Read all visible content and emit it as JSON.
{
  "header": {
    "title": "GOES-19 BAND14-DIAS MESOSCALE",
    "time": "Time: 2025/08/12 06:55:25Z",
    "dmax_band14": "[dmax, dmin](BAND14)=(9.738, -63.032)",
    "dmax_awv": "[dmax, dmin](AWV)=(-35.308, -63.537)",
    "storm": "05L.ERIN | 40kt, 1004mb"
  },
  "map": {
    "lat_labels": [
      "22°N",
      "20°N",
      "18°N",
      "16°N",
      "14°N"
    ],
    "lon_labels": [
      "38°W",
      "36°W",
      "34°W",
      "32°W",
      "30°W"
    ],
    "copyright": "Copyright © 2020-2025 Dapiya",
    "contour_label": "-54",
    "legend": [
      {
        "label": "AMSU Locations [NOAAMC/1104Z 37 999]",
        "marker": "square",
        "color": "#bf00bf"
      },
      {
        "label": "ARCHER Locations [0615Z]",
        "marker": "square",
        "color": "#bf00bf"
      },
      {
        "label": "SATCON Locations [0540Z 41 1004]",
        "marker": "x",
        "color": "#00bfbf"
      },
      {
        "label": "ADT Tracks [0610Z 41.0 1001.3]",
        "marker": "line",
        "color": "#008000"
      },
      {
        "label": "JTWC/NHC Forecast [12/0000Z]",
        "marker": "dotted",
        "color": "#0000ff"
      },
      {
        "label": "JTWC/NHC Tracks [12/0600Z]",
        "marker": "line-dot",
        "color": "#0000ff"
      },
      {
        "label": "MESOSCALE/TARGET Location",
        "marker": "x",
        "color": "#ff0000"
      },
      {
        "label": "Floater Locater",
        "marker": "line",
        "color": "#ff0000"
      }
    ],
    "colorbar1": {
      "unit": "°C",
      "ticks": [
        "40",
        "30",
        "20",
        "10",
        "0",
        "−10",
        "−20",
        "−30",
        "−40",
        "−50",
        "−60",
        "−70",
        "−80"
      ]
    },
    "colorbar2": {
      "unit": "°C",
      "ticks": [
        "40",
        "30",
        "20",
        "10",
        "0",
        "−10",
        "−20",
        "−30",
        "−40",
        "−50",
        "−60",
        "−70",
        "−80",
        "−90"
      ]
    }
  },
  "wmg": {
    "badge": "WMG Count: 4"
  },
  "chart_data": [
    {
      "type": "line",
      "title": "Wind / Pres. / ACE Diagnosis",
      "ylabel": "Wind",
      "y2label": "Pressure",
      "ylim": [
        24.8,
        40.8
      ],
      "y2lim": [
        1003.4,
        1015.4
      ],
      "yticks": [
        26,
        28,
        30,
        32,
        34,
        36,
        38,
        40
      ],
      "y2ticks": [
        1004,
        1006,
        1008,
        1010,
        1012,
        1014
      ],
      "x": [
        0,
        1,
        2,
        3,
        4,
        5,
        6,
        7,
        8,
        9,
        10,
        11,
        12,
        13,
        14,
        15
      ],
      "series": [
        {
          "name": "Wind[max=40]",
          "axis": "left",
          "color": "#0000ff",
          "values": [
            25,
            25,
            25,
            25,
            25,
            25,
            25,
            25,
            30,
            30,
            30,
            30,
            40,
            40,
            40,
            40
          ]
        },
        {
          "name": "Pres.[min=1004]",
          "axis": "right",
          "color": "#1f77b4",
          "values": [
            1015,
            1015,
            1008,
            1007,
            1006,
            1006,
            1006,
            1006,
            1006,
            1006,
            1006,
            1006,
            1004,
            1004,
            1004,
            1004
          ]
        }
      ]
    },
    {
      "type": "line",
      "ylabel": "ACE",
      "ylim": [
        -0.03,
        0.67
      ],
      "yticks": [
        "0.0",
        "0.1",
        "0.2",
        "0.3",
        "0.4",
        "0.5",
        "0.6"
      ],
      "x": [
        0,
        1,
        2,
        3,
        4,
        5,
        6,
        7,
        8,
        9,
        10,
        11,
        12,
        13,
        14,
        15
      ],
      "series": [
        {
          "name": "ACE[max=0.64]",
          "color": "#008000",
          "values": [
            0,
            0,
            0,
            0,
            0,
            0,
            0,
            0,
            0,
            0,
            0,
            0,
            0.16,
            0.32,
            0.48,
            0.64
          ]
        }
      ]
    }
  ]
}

GIVEN INSTRUCTION:
Set every line of the listing down word for word.

FULL ANSWER:
Read all visible content and emit it as JSON.
{
  "header": {
    "title": "GOES-19 BAND14-DIAS MESOSCALE",
    "time": "Time: 2025/08/12 06:55:25Z",
    "dmax_band14": "[dmax, dmin](BAND14)=(9.738, -63.032)",
    "dmax_awv": "[dmax, dmin](AWV)=(-35.308, -63.537)",
    "storm": "05L.ERIN | 40kt, 1004mb"
  },
  "map": {
    "lat_labels": [
      "22°N",
      "20°N",
      "18°N",
      "16°N",
      "14°N"
    ],
    "lon_labels": [
      "38°W",
      "36°W",
      "34°W",
      "32°W",
      "30°W"
    ],
    "copyright": "Copyright © 2020-2025 Dapiya",
    "contour_label": "-54",
    "legend": [
      {
        "label": "AMSU Locations [NOAAMC/1104Z 37 999]",
        "marker": "square",
        "color": "#bf00bf"
      },
      {
        "label": "ARCHER Locations [0615Z]",
        "marker": "square",
        "color": "#bf00bf"
      },
      {
        "label": "SATCON Locations [0540Z 41 1004]",
        "marker": "x",
        "color": "#00bfbf"
      },
      {
        "label": "ADT Tracks [0610Z 41.0 1001.3]",
        "marker": "line",
        "color": "#008000"
      },
      {
        "label": "JTWC/NHC Forecast [12/0000Z]",
        "marker": "dotted",
        "color": "#0000ff"
      },
      {
        "label": "JTWC/NHC Tracks [12/0600Z]",
        "marker": "line-dot",
        "color": "#0000ff"
      },
      {
        "label": "MESOSCALE/TARGET Location",
        "marker": "x",
        "color": "#ff0000"
      },
      {
        "label": "Floater Locater",
        "marker": "line",
        "color": "#ff0000"
      }
    ],
    "colorbar1": {
      "unit": "°C",
      "ticks": [
        "40",
        "30",
        "20",
        "10",
        "0",
        "−10",
        "−20",
        "−30",
        "−40",
        "−50",
        "−60",
        "−70",
        "−80"
      ]
    },
    "colorbar2": {
      "unit": "°C",
      "ticks": [
        "40",
        "30",
        "20",
        "10",
        "0",
        "−10",
        "−20",
        "−30",
        "−40",
        "−50",
        "−60",
        "−70",
        "−80",
        "−90"
      ]
    }
  },
  "wmg": {
    "badge": "WMG Count: 4"
  },
  "chart_data": [
    {
      "type": "line",
      "title": "Wind / Pres. / ACE Diagnosis",
      "ylabel": "Wind",
      "y2label": "Pressure",
      "ylim": [
        24.8,
        40.8
      ],
      "y2lim": [
        1003.4,
        1015.4
      ],
      "yticks": [
        26,
        28,
        30,
        32,
        34,
        36,
        38,
        40
      ],
      "y2ticks": [
        1004,
        1006,
        1008,
        1010,
        1012,
        1014
      ],
      "x": [
        0,
        1,
        2,
        3,
        4,
        5,
        6,
        7,
        8,
        9,
        10,
        11,
        12,
        13,
        14,
        15
      ],
      "series": [
        {
          "name": "Wind[max=40]",
          "axis": "left",
          "color": "#0000ff",
          "values": [
            25,
            25,
            25,
            25,
            25,
            25,
            25,
            25,
            30,
            30,
            30,
            30,
            40,
            40,
            40,
            40
          ]
        },
        {
          "name": "Pres.[min=1004]",
          "axis": "right",
          "color": "#1f77b4",
          "values": [
            1015,
            1015,
            1008,
            1007,
            1006,
            1006,
            1006,
            1006,
            1006,
            1006,
            1006,
            1006,
            1004,
            1004,
            1004,
            1004
          ]
        }
      ]
    },
    {
      "type": "line",
      "ylabel": "ACE",
      "ylim": [
        -0.03,
        0.67
      ],
      "yticks": [
        "0.0",
        "0.1",
        "0.2",
        "0.3",
        "0.4",
        "0.5",
        "0.6"
      ],
      "x": [
        0,
        1,
        2,
        3,
        4,
        5,
        6,
        7,
        8,
        9,
        10,
        11,
        12,
        13,
        14,
        15
      ],
      "series": [
        {
          "name": "ACE[max=0.64]",
          "color": "#008000",
          "values": [
            0,
            0,
            0,
            0,
            0,
            0,
            0,
            0,
            0,
            0,
            0,
            0,
            0.16,
            0.32,
            0.48,
            0.64
          ]
        }
      ]
    }
  ]
}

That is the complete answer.